**Work to do**
Every line that holds "name" should be shown.

Excerpt from a dataset
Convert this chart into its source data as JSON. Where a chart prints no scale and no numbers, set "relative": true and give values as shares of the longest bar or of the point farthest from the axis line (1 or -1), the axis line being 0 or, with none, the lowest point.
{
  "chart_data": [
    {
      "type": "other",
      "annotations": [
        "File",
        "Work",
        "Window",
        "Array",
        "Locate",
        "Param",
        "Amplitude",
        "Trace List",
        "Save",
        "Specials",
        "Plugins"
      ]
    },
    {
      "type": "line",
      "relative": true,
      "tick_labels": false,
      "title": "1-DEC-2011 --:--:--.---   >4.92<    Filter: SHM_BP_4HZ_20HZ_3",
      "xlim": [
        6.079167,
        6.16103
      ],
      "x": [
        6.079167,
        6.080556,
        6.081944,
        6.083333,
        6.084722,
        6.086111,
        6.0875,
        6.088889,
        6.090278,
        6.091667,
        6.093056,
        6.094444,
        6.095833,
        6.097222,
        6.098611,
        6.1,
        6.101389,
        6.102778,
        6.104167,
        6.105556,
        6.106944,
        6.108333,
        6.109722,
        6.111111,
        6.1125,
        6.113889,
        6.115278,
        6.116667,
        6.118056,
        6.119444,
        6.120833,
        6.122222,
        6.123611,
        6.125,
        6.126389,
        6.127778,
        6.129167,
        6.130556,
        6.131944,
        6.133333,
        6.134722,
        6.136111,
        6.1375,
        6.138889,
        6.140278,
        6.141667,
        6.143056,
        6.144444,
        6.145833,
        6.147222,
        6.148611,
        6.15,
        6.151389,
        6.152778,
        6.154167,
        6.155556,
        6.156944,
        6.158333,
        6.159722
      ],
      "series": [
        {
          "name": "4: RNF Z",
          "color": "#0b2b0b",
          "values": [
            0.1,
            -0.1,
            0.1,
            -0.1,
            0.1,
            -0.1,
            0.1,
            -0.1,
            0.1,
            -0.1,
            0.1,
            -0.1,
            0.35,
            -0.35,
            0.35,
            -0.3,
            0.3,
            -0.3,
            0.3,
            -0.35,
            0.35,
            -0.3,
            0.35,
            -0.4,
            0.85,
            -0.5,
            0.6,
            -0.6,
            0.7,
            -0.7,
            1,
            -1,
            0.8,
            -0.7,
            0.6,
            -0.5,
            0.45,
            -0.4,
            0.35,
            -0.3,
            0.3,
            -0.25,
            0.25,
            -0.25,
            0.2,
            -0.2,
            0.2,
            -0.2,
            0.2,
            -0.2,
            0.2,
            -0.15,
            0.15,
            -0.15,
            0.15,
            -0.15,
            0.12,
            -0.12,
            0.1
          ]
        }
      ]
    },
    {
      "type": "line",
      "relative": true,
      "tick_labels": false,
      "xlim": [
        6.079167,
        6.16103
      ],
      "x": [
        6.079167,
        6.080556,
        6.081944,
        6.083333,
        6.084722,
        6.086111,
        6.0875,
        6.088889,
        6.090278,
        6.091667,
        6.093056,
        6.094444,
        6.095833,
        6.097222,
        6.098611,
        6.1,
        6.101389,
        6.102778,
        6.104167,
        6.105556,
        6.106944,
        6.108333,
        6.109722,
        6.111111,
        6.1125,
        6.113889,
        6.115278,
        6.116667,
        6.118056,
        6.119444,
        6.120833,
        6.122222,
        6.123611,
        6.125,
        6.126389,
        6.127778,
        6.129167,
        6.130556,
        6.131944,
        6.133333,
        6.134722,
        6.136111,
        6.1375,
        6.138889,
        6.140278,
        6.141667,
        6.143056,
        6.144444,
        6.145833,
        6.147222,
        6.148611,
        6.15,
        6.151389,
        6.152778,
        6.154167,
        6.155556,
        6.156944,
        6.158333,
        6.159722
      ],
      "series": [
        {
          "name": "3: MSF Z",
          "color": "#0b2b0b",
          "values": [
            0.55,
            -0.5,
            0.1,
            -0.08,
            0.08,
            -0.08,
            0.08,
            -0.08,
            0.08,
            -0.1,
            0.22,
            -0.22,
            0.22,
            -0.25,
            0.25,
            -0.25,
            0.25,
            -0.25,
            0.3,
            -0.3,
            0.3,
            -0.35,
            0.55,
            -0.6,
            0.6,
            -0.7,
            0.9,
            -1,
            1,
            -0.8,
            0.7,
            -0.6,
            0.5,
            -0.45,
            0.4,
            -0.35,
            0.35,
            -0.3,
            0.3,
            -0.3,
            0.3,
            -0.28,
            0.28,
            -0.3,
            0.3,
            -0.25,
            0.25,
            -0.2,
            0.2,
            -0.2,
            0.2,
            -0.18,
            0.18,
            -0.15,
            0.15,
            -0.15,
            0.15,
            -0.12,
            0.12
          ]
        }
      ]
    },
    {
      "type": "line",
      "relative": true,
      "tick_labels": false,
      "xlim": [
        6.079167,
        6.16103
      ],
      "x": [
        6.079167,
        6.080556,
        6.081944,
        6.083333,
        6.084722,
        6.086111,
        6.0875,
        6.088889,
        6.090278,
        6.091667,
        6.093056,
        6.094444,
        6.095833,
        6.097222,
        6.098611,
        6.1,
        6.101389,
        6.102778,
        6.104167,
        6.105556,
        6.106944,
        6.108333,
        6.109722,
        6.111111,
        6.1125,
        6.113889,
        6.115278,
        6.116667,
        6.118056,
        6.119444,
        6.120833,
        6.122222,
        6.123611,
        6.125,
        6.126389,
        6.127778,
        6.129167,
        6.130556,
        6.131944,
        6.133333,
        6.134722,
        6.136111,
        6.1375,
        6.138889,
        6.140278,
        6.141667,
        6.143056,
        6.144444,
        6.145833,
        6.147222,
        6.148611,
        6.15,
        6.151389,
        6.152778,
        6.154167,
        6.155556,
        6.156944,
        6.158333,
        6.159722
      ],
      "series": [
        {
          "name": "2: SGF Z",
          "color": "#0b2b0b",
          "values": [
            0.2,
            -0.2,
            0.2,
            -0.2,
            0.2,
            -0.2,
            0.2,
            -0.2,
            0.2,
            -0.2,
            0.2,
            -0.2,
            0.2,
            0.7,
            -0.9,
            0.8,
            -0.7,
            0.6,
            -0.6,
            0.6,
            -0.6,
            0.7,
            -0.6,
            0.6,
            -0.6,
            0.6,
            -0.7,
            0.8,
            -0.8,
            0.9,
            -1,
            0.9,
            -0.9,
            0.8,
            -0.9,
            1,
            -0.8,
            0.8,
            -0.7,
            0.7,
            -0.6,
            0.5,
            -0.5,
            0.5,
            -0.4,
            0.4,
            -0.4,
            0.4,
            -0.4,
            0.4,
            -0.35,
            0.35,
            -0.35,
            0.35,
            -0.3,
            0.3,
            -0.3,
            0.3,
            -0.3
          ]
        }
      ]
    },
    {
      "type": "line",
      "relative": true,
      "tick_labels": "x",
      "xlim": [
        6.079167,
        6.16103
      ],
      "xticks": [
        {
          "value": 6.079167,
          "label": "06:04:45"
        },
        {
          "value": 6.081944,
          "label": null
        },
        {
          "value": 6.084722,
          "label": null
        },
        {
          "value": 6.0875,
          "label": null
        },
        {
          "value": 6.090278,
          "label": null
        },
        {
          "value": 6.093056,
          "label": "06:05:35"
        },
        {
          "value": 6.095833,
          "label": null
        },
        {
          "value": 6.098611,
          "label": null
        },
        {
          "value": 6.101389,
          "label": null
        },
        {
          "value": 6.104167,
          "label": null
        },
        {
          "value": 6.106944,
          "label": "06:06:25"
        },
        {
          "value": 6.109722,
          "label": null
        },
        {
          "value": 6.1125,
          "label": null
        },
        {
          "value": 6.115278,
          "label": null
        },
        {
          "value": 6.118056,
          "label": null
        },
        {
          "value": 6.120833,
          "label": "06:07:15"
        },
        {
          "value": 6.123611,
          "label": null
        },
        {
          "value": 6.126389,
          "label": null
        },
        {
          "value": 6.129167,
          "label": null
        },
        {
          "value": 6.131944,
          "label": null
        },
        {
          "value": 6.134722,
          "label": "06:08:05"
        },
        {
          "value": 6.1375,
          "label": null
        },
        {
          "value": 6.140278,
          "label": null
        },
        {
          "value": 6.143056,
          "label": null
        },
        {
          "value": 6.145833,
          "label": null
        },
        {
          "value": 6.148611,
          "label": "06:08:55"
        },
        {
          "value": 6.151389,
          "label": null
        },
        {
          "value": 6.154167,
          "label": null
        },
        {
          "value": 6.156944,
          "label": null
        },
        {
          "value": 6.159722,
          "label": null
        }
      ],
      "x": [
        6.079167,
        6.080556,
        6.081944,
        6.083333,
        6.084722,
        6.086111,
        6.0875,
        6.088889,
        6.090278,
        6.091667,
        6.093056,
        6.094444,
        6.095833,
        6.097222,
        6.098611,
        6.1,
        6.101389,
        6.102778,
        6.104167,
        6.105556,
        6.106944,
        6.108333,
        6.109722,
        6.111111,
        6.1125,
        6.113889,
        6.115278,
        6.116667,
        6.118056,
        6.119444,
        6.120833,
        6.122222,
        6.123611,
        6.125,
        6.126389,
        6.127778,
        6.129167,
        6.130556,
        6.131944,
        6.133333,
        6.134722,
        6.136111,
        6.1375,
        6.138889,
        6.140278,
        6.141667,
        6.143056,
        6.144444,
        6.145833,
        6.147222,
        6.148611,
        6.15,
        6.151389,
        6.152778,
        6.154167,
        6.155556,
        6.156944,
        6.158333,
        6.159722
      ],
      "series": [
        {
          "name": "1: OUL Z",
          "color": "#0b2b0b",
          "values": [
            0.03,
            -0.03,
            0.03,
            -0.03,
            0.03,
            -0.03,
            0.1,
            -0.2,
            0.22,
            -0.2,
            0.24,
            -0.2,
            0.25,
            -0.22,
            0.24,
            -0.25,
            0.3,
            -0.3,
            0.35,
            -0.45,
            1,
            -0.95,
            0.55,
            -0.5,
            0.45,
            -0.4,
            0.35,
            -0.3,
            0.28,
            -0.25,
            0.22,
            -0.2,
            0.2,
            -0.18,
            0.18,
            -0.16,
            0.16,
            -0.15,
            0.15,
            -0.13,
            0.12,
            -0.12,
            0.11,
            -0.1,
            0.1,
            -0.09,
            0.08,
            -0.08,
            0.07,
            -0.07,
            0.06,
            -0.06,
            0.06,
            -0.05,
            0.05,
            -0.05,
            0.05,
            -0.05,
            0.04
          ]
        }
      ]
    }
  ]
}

**Output for this task**
          "name": "4: RNF Z",
          "name": "3: MSF Z",
          "name": "2: SGF Z",
          "name": "1: OUL Z",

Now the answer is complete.